(PROBLEM DESCRIPTION)
Can the data below be set down again exactly, line for line?

(Records from a collection)
---+---

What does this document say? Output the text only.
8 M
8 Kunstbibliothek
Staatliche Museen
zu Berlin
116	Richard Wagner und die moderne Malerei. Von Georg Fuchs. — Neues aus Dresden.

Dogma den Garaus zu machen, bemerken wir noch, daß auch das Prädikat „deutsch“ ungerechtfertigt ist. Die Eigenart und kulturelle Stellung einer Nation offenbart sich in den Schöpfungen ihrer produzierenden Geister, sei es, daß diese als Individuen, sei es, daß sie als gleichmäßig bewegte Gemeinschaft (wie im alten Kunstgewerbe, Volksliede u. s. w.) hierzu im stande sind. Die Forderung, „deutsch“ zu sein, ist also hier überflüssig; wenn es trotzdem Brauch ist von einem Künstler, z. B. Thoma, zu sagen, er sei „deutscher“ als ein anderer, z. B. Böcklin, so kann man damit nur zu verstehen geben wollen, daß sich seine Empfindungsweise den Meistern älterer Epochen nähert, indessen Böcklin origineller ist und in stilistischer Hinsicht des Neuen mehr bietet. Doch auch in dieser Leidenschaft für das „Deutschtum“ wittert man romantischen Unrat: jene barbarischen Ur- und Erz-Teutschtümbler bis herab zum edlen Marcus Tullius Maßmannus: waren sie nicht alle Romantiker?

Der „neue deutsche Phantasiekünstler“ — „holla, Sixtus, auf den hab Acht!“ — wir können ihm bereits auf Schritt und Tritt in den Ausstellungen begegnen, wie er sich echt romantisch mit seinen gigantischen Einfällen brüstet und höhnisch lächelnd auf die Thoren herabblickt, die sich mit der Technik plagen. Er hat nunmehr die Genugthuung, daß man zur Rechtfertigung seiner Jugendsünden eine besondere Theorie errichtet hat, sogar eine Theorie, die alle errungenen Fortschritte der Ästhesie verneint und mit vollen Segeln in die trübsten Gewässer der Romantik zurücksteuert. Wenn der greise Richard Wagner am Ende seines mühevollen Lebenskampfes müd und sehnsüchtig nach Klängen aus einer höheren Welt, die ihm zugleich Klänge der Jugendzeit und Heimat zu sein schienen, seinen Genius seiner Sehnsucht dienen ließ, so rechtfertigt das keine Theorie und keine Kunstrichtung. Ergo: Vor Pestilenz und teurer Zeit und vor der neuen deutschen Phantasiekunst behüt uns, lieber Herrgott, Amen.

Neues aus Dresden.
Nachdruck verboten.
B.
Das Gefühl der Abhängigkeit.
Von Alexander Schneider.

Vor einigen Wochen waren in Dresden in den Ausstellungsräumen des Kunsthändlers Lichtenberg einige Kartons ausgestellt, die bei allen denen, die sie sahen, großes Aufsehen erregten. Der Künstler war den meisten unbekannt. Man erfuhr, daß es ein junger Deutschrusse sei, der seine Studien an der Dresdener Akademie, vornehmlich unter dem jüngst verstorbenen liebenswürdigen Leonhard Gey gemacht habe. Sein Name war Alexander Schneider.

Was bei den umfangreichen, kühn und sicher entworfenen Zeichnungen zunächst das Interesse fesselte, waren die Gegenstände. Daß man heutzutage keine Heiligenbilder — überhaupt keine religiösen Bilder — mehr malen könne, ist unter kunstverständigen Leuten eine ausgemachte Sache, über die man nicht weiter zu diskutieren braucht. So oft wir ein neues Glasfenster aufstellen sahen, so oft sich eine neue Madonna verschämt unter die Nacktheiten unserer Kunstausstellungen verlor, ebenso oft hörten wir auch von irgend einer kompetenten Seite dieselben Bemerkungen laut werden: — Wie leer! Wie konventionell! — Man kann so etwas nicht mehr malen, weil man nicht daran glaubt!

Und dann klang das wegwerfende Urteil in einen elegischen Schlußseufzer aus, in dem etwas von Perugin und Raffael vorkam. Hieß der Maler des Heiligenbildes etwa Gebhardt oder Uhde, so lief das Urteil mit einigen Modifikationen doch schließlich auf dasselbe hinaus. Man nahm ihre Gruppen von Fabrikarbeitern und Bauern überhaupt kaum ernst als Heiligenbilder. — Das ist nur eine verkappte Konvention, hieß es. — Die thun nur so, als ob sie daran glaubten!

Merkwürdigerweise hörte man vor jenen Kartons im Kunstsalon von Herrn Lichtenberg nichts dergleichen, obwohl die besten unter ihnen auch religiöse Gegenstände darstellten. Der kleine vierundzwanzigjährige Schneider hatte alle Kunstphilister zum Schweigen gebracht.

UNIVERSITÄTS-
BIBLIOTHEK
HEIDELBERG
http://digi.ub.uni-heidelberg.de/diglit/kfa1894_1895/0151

---+---

(TASK RESULT)
What does this document say? Output the text only.
8 M
8 Kunstbibliothek
Staatliche Museen
zu Berlin
116	Richard Wagner und die moderne Malerei. Von Georg Fuchs. — Neues aus Dresden.

Dogma den Garaus zu machen, bemerken wir noch, daß auch das Prädikat „deutsch“ ungerechtfertigt ist. Die Eigenart und kulturelle Stellung einer Nation offenbart sich in den Schöpfungen ihrer produzierenden Geister, sei es, daß diese als Individuen, sei es, daß sie als gleichmäßig bewegte Gemeinschaft (wie im alten Kunstgewerbe, Volksliede u. s. w.) hierzu im stande sind. Die Forderung, „deutsch“ zu sein, ist also hier überflüssig; wenn es trotzdem Brauch ist von einem Künstler, z. B. Thoma, zu sagen, er sei „deutscher“ als ein anderer, z. B. Böcklin, so kann man damit nur zu verstehen geben wollen, daß sich seine Empfindungsweise den Meistern älterer Epochen nähert, indessen Böcklin origineller ist und in stilistischer Hinsicht des Neuen mehr bietet. Doch auch in dieser Leidenschaft für das „Deutschtum“ wittert man romantischen Unrat: jene barbarischen Ur- und Erz-Teutschtümbler bis herab zum edlen Marcus Tullius Maßmannus: waren sie nicht alle Romantiker?

Der „neue deutsche Phantasiekünstler“ — „holla, Sixtus, auf den hab Acht!“ — wir können ihm bereits auf Schritt und Tritt in den Ausstellungen begegnen, wie er sich echt romantisch mit seinen gigantischen Einfällen brüstet und höhnisch lächelnd auf die Thoren herabblickt, die sich mit der Technik plagen. Er hat nunmehr die Genugthuung, daß man zur Rechtfertigung seiner Jugendsünden eine besondere Theorie errichtet hat, sogar eine Theorie, die alle errungenen Fortschritte der Ästhesie verneint und mit vollen Segeln in die trübsten Gewässer der Romantik zurücksteuert. Wenn der greise Richard Wagner am Ende seines mühevollen Lebenskampfes müd und sehnsüchtig nach Klängen aus einer höheren Welt, die ihm zugleich Klänge der Jugendzeit und Heimat zu sein schienen, seinen Genius seiner Sehnsucht dienen ließ, so rechtfertigt das keine Theorie und keine Kunstrichtung. Ergo: Vor Pestilenz und teurer Zeit und vor der neuen deutschen Phantasiekunst behüt uns, lieber Herrgott, Amen.

Neues aus Dresden.
Nachdruck verboten.
B.
Das Gefühl der Abhängigkeit.
Von Alexander Schneider.

Vor einigen Wochen waren in Dresden in den Ausstellungsräumen des Kunsthändlers Lichtenberg einige Kartons ausgestellt, die bei allen denen, die sie sahen, großes Aufsehen erregten. Der Künstler war den meisten unbekannt. Man erfuhr, daß es ein junger Deutschrusse sei, der seine Studien an der Dresdener Akademie, vornehmlich unter dem jüngst verstorbenen liebenswürdigen Leonhard Gey gemacht habe. Sein Name war Alexander Schneider.

Was bei den umfangreichen, kühn und sicher entworfenen Zeichnungen zunächst das Interesse fesselte, waren die Gegenstände. Daß man heutzutage keine Heiligenbilder — überhaupt keine religiösen Bilder — mehr malen könne, ist unter kunstverständigen Leuten eine ausgemachte Sache, über die man nicht weiter zu diskutieren braucht. So oft wir ein neues Glasfenster aufstellen sahen, so oft sich eine neue Madonna verschämt unter die Nacktheiten unserer Kunstausstellungen verlor, ebenso oft hörten wir auch von irgend einer kompetenten Seite dieselben Bemerkungen laut werden: — Wie leer! Wie konventionell! — Man kann so etwas nicht mehr malen, weil man nicht daran glaubt!

Und dann klang das wegwerfende Urteil in einen elegischen Schlußseufzer aus, in dem etwas von Perugin und Raffael vorkam. Hieß der Maler des Heiligenbildes etwa Gebhardt oder Uhde, so lief das Urteil mit einigen Modifikationen doch schließlich auf dasselbe hinaus. Man nahm ihre Gruppen von Fabrikarbeitern und Bauern überhaupt kaum ernst als Heiligenbilder. — Das ist nur eine verkappte Konvention, hieß es. — Die thun nur so, als ob sie daran glaubten!

Merkwürdigerweise hörte man vor jenen Kartons im Kunstsalon von Herrn Lichtenberg nichts dergleichen, obwohl die besten unter ihnen auch religiöse Gegenstände darstellten. Der kleine vierundzwanzigjährige Schneider hatte alle Kunstphilister zum Schweigen gebracht.

UNIVERSITÄTS-
BIBLIOTHEK
HEIDELBERG
http://digi.ub.uni-heidelberg.de/diglit/kfa1894_1895/0151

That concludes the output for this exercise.